(Figure content listings)
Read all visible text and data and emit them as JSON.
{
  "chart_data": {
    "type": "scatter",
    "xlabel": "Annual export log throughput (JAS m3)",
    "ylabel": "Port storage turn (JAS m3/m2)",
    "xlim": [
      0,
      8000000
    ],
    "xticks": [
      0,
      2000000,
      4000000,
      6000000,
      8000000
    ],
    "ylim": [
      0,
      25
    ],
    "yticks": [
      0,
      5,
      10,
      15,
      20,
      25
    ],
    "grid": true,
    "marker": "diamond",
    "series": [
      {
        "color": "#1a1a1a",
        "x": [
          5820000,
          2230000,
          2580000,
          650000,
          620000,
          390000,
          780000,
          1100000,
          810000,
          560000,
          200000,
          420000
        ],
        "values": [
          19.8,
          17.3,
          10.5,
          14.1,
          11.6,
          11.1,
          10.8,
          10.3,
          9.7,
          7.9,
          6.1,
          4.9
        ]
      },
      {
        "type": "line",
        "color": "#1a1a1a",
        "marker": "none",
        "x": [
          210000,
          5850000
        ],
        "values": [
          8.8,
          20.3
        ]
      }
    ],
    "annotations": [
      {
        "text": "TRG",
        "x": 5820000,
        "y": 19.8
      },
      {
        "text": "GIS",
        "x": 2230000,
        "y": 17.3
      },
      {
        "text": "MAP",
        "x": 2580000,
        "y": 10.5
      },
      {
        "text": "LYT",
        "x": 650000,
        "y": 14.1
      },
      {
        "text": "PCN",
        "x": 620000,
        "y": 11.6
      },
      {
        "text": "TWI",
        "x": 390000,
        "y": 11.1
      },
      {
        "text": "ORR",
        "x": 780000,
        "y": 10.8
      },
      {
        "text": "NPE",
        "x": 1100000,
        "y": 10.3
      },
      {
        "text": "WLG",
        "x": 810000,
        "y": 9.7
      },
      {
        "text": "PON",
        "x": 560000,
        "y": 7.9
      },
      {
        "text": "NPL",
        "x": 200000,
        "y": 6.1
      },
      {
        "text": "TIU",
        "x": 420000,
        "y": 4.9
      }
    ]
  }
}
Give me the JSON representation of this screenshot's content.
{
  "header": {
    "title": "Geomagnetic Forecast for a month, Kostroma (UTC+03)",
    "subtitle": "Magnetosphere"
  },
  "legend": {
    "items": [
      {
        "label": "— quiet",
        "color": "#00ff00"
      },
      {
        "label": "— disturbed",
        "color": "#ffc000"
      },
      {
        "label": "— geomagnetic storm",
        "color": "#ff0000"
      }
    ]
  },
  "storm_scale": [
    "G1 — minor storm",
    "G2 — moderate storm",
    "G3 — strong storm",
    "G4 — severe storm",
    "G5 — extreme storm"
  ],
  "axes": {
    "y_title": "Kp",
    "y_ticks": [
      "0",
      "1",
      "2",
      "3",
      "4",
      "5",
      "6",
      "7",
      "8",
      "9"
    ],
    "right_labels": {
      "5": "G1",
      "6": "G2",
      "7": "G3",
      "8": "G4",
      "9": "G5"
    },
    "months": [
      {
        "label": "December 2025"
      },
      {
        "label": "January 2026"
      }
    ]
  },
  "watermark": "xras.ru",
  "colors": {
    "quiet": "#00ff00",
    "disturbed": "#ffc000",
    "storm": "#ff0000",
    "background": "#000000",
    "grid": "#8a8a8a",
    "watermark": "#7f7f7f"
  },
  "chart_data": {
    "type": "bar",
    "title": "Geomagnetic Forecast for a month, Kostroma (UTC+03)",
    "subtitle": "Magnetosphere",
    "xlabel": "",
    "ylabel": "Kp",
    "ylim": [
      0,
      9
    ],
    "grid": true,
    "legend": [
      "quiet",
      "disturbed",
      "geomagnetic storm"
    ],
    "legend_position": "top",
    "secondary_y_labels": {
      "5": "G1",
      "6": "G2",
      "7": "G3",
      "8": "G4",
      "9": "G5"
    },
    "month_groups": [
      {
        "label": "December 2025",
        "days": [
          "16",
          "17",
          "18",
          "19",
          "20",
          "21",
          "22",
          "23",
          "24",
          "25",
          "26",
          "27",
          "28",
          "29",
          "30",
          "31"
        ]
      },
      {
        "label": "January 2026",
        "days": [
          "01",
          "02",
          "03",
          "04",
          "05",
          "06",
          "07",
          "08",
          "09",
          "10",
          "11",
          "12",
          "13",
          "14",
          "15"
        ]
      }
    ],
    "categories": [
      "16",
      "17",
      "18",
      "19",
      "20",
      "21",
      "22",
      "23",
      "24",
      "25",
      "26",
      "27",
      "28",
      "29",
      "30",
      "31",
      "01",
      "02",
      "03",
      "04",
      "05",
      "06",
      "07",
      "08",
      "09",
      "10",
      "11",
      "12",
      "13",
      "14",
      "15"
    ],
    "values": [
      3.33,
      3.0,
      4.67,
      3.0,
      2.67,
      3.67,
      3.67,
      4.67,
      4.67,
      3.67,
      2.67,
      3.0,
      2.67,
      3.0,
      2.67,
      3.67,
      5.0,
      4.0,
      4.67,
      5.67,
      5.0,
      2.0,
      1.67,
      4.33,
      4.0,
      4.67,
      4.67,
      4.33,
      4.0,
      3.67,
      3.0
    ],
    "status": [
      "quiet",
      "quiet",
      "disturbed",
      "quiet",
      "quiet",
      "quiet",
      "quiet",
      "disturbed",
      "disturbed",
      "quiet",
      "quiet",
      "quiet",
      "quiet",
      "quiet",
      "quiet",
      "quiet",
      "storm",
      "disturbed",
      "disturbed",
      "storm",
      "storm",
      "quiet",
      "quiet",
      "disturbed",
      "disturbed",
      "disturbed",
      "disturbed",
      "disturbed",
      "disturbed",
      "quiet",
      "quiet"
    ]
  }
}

*EXERCISE OBJECTIVE*. Extract each record, keeping it identical to the original.

*FULL RESPONSE*.
Read all visible text and data and emit them as JSON.
{
  "chart_data": {
    "type": "scatter",
    "xlabel": "Annual export log throughput (JAS m3)",
    "ylabel": "Port storage turn (JAS m3/m2)",
    "xlim": [
      0,
      8000000
    ],
    "xticks": [
      0,
      2000000,
      4000000,
      6000000,
      8000000
    ],
    "ylim": [
      0,
      25
    ],
    "yticks": [
      0,
      5,
      10,
      15,
      20,
      25
    ],
    "grid": true,
    "marker": "diamond",
    "series": [
      {
        "color": "#1a1a1a",
        "x": [
          5820000,
          2230000,
          2580000,
          650000,
          620000,
          390000,
          780000,
          1100000,
          810000,
          560000,
          200000,
          420000
        ],
        "values": [
          19.8,
          17.3,
          10.5,
          14.1,
          11.6,
          11.1,
          10.8,
          10.3,
          9.7,
          7.9,
          6.1,
          4.9
        ]
      },
      {
        "type": "line",
        "color": "#1a1a1a",
        "marker": "none",
        "x": [
          210000,
          5850000
        ],
        "values": [
          8.8,
          20.3
        ]
      }
    ],
    "annotations": [
      {
        "text": "TRG",
        "x": 5820000,
        "y": 19.8
      },
      {
        "text": "GIS",
        "x": 2230000,
        "y": 17.3
      },
      {
        "text": "MAP",
        "x": 2580000,
        "y": 10.5
      },
      {
        "text": "LYT",
        "x": 650000,
        "y": 14.1
      },
      {
        "text": "PCN",
        "x": 620000,
        "y": 11.6
      },
      {
        "text": "TWI",
        "x": 390000,
        "y": 11.1
      },
      {
        "text": "ORR",
        "x": 780000,
        "y": 10.8
      },
      {
        "text": "NPE",
        "x": 1100000,
        "y": 10.3
      },
      {
        "text": "WLG",
        "x": 810000,
        "y": 9.7
      },
      {
        "text": "PON",
        "x": 560000,
        "y": 7.9
      },
      {
        "text": "NPL",
        "x": 200000,
        "y": 6.1
      },
      {
        "text": "TIU",
        "x": 420000,
        "y": 4.9
      }
    ]
  }
}
Give me the JSON representation of this screenshot's content.
{
  "header": {
    "title": "Geomagnetic Forecast for a month, Kostroma (UTC+03)",
    "subtitle": "Magnetosphere"
  },
  "legend": {
    "items": [
      {
        "label": "— quiet",
        "color": "#00ff00"
      },
      {
        "label": "— disturbed",
        "color": "#ffc000"
      },
      {
        "label": "— geomagnetic storm",
        "color": "#ff0000"
      }
    ]
  },
  "storm_scale": [
    "G1 — minor storm",
    "G2 — moderate storm",
    "G3 — strong storm",
    "G4 — severe storm",
    "G5 — extreme storm"
  ],
  "axes": {
    "y_title": "Kp",
    "y_ticks": [
      "0",
      "1",
      "2",
      "3",
      "4",
      "5",
      "6",
      "7",
      "8",
      "9"
    ],
    "right_labels": {
      "5": "G1",
      "6": "G2",
      "7": "G3",
      "8": "G4",
      "9": "G5"
    },
    "months": [
      {
        "label": "December 2025"
      },
      {
        "label": "January 2026"
      }
    ]
  },
  "watermark": "xras.ru",
  "colors": {
    "quiet": "#00ff00",
    "disturbed": "#ffc000",
    "storm": "#ff0000",
    "background": "#000000",
    "grid": "#8a8a8a",
    "watermark": "#7f7f7f"
  },
  "chart_data": {
    "type": "bar",
    "title": "Geomagnetic Forecast for a month, Kostroma (UTC+03)",
    "subtitle": "Magnetosphere",
    "xlabel": "",
    "ylabel": "Kp",
    "ylim": [
      0,
      9
    ],
    "grid": true,
    "legend": [
      "quiet",
      "disturbed",
      "geomagnetic storm"
    ],
    "legend_position": "top",
    "secondary_y_labels": {
      "5": "G1",
      "6": "G2",
      "7": "G3",
      "8": "G4",
      "9": "G5"
    },
    "month_groups": [
      {
        "label": "December 2025",
        "days": [
          "16",
          "17",
          "18",
          "19",
          "20",
          "21",
          "22",
          "23",
          "24",
          "25",
          "26",
          "27",
          "28",
          "29",
          "30",
          "31"
        ]
      },
      {
        "label": "January 2026",
        "days": [
          "01",
          "02",
          "03",
          "04",
          "05",
          "06",
          "07",
          "08",
          "09",
          "10",
          "11",
          "12",
          "13",
          "14",
          "15"
        ]
      }
    ],
    "categories": [
      "16",
      "17",
      "18",
      "19",
      "20",
      "21",
      "22",
      "23",
      "24",
      "25",
      "26",
      "27",
      "28",
      "29",
      "30",
      "31",
      "01",
      "02",
      "03",
      "04",
      "05",
      "06",
      "07",
      "08",
      "09",
      "10",
      "11",
      "12",
      "13",
      "14",
      "15"
    ],
    "values": [
      3.33,
      3.0,
      4.67,
      3.0,
      2.67,
      3.67,
      3.67,
      4.67,
      4.67,
      3.67,
      2.67,
      3.0,
      2.67,
      3.0,
      2.67,
      3.67,
      5.0,
      4.0,
      4.67,
      5.67,
      5.0,
      2.0,
      1.67,
      4.33,
      4.0,
      4.67,
      4.67,
      4.33,
      4.0,
      3.67,
      3.0
    ],
    "status": [
      "quiet",
      "quiet",
      "disturbed",
      "quiet",
      "quiet",
      "quiet",
      "quiet",
      "disturbed",
      "disturbed",
      "quiet",
      "quiet",
      "quiet",
      "quiet",
      "quiet",
      "quiet",
      "quiet",
      "storm",
      "disturbed",
      "disturbed",
      "storm",
      "storm",
      "quiet",
      "quiet",
      "disturbed",
      "disturbed",
      "disturbed",
      "disturbed",
      "disturbed",
      "disturbed",
      "quiet",
      "quiet"
    ]
  }
}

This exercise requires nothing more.